Entries with figure data:

┏━━

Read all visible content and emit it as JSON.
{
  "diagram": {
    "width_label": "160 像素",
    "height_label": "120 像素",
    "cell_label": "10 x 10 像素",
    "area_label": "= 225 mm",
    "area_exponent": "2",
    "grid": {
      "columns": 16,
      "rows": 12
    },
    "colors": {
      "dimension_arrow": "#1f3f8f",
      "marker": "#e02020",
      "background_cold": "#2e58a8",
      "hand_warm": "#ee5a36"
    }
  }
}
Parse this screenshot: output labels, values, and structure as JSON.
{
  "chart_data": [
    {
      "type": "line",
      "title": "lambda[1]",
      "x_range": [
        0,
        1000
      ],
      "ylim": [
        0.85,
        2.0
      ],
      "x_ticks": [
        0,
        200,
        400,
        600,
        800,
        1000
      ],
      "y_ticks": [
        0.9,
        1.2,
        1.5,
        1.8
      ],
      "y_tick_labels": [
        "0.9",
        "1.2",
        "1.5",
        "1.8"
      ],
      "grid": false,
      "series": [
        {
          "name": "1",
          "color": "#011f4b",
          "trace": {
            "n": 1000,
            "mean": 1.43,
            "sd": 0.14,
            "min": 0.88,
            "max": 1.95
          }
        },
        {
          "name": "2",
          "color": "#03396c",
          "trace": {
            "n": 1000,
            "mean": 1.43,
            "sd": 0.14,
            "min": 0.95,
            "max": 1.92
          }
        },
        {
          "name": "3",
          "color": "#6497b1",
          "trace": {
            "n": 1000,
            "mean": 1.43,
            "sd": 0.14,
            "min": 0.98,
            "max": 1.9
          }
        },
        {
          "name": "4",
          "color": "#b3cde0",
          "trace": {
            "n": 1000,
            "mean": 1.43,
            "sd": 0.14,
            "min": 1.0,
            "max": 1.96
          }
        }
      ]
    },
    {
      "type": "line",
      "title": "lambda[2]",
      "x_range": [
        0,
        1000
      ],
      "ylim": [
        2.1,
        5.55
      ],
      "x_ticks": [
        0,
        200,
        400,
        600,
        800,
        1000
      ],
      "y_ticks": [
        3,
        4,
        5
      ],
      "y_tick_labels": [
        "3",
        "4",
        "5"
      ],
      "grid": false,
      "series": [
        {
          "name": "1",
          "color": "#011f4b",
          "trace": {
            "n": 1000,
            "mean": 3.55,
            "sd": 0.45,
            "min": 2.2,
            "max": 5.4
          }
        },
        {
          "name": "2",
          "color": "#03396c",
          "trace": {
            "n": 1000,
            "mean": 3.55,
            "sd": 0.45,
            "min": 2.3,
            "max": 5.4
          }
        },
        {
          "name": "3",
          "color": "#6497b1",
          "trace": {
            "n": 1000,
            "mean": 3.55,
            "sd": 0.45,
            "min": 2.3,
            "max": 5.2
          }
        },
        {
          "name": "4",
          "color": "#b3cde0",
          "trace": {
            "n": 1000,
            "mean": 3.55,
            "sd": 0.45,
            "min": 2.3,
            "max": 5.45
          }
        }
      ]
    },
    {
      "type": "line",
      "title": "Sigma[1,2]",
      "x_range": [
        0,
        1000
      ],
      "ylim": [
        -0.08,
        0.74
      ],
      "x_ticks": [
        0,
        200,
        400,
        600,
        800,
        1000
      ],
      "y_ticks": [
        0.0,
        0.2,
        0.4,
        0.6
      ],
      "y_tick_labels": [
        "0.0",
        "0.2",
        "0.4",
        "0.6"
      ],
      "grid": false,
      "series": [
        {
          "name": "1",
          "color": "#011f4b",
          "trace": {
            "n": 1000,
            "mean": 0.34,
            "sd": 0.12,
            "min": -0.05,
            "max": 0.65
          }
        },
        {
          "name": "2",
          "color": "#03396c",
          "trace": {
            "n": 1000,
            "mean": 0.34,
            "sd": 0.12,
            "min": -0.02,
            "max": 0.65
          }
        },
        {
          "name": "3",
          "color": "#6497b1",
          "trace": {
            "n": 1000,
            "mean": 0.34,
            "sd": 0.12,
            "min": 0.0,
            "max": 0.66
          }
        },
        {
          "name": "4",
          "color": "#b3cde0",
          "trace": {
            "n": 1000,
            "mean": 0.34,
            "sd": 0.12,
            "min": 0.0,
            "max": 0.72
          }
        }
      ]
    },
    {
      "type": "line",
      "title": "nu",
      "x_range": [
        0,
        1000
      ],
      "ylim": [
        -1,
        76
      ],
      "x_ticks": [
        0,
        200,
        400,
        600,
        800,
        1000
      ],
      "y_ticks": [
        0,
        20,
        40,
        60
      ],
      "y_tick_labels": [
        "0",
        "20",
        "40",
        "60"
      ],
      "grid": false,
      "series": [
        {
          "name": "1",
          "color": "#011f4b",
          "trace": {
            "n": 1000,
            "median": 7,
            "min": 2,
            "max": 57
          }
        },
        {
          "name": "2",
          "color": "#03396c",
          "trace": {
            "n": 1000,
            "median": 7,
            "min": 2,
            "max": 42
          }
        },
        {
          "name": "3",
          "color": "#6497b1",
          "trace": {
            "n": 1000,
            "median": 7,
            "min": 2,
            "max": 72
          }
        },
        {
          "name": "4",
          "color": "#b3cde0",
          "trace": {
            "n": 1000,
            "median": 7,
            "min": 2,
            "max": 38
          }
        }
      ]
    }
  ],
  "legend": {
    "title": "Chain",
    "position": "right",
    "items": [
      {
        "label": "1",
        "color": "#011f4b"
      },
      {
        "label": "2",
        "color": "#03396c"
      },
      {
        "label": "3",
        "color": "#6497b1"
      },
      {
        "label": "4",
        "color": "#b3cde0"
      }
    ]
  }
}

┗━━

Write out the entire listing exactly.

Written reply:
Read all visible content and emit it as JSON.
{
  "diagram": {
    "width_label": "160 像素",
    "height_label": "120 像素",
    "cell_label": "10 x 10 像素",
    "area_label": "= 225 mm",
    "area_exponent": "2",
    "grid": {
      "columns": 16,
      "rows": 12
    },
    "colors": {
      "dimension_arrow": "#1f3f8f",
      "marker": "#e02020",
      "background_cold": "#2e58a8",
      "hand_warm": "#ee5a36"
    }
  }
}
Parse this screenshot: output labels, values, and structure as JSON.
{
  "chart_data": [
    {
      "type": "line",
      "title": "lambda[1]",
      "x_range": [
        0,
        1000
      ],
      "ylim": [
        0.85,
        2.0
      ],
      "x_ticks": [
        0,
        200,
        400,
        600,
        800,
        1000
      ],
      "y_ticks": [
        0.9,
        1.2,
        1.5,
        1.8
      ],
      "y_tick_labels": [
        "0.9",
        "1.2",
        "1.5",
        "1.8"
      ],
      "grid": false,
      "series": [
        {
          "name": "1",
          "color": "#011f4b",
          "trace": {
            "n": 1000,
            "mean": 1.43,
            "sd": 0.14,
            "min": 0.88,
            "max": 1.95
          }
        },
        {
          "name": "2",
          "color": "#03396c",
          "trace": {
            "n": 1000,
            "mean": 1.43,
            "sd": 0.14,
            "min": 0.95,
            "max": 1.92
          }
        },
        {
          "name": "3",
          "color": "#6497b1",
          "trace": {
            "n": 1000,
            "mean": 1.43,
            "sd": 0.14,
            "min": 0.98,
            "max": 1.9
          }
        },
        {
          "name": "4",
          "color": "#b3cde0",
          "trace": {
            "n": 1000,
            "mean": 1.43,
            "sd": 0.14,
            "min": 1.0,
            "max": 1.96
          }
        }
      ]
    },
    {
      "type": "line",
      "title": "lambda[2]",
      "x_range": [
        0,
        1000
      ],
      "ylim": [
        2.1,
        5.55
      ],
      "x_ticks": [
        0,
        200,
        400,
        600,
        800,
        1000
      ],
      "y_ticks": [
        3,
        4,
        5
      ],
      "y_tick_labels": [
        "3",
        "4",
        "5"
      ],
      "grid": false,
      "series": [
        {
          "name": "1",
          "color": "#011f4b",
          "trace": {
            "n": 1000,
            "mean": 3.55,
            "sd": 0.45,
            "min": 2.2,
            "max": 5.4
          }
        },
        {
          "name": "2",
          "color": "#03396c",
          "trace": {
            "n": 1000,
            "mean": 3.55,
            "sd": 0.45,
            "min": 2.3,
            "max": 5.4
          }
        },
        {
          "name": "3",
          "color": "#6497b1",
          "trace": {
            "n": 1000,
            "mean": 3.55,
            "sd": 0.45,
            "min": 2.3,
            "max": 5.2
          }
        },
        {
          "name": "4",
          "color": "#b3cde0",
          "trace": {
            "n": 1000,
            "mean": 3.55,
            "sd": 0.45,
            "min": 2.3,
            "max": 5.45
          }
        }
      ]
    },
    {
      "type": "line",
      "title": "Sigma[1,2]",
      "x_range": [
        0,
        1000
      ],
      "ylim": [
        -0.08,
        0.74
      ],
      "x_ticks": [
        0,
        200,
        400,
        600,
        800,
        1000
      ],
      "y_ticks": [
        0.0,
        0.2,
        0.4,
        0.6
      ],
      "y_tick_labels": [
        "0.0",
        "0.2",
        "0.4",
        "0.6"
      ],
      "grid": false,
      "series": [
        {
          "name": "1",
          "color": "#011f4b",
          "trace": {
            "n": 1000,
            "mean": 0.34,
            "sd": 0.12,
            "min": -0.05,
            "max": 0.65
          }
        },
        {
          "name": "2",
          "color": "#03396c",
          "trace": {
            "n": 1000,
            "mean": 0.34,
            "sd": 0.12,
            "min": -0.02,
            "max": 0.65
          }
        },
        {
          "name": "3",
          "color": "#6497b1",
          "trace": {
            "n": 1000,
            "mean": 0.34,
            "sd": 0.12,
            "min": 0.0,
            "max": 0.66
          }
        },
        {
          "name": "4",
          "color": "#b3cde0",
          "trace": {
            "n": 1000,
            "mean": 0.34,
            "sd": 0.12,
            "min": 0.0,
            "max": 0.72
          }
        }
      ]
    },
    {
      "type": "line",
      "title": "nu",
      "x_range": [
        0,
        1000
      ],
      "ylim": [
        -1,
        76
      ],
      "x_ticks": [
        0,
        200,
        400,
        600,
        800,
        1000
      ],
      "y_ticks": [
        0,
        20,
        40,
        60
      ],
      "y_tick_labels": [
        "0",
        "20",
        "40",
        "60"
      ],
      "grid": false,
      "series": [
        {
          "name": "1",
          "color": "#011f4b",
          "trace": {
            "n": 1000,
            "median": 7,
            "min": 2,
            "max": 57
          }
        },
        {
          "name": "2",
          "color": "#03396c",
          "trace": {
            "n": 1000,
            "median": 7,
            "min": 2,
            "max": 42
          }
        },
        {
          "name": "3",
          "color": "#6497b1",
          "trace": {
            "n": 1000,
            "median": 7,
            "min": 2,
            "max": 72
          }
        },
        {
          "name": "4",
          "color": "#b3cde0",
          "trace": {
            "n": 1000,
            "median": 7,
            "min": 2,
            "max": 38
          }
        }
      ]
    }
  ],
  "legend": {
    "title": "Chain",
    "position": "right",
    "items": [
      {
        "label": "1",
        "color": "#011f4b"
      },
      {
        "label": "2",
        "color": "#03396c"
      },
      {
        "label": "3",
        "color": "#6497b1"
      },
      {
        "label": "4",
        "color": "#b3cde0"
      }
    ]
  }
}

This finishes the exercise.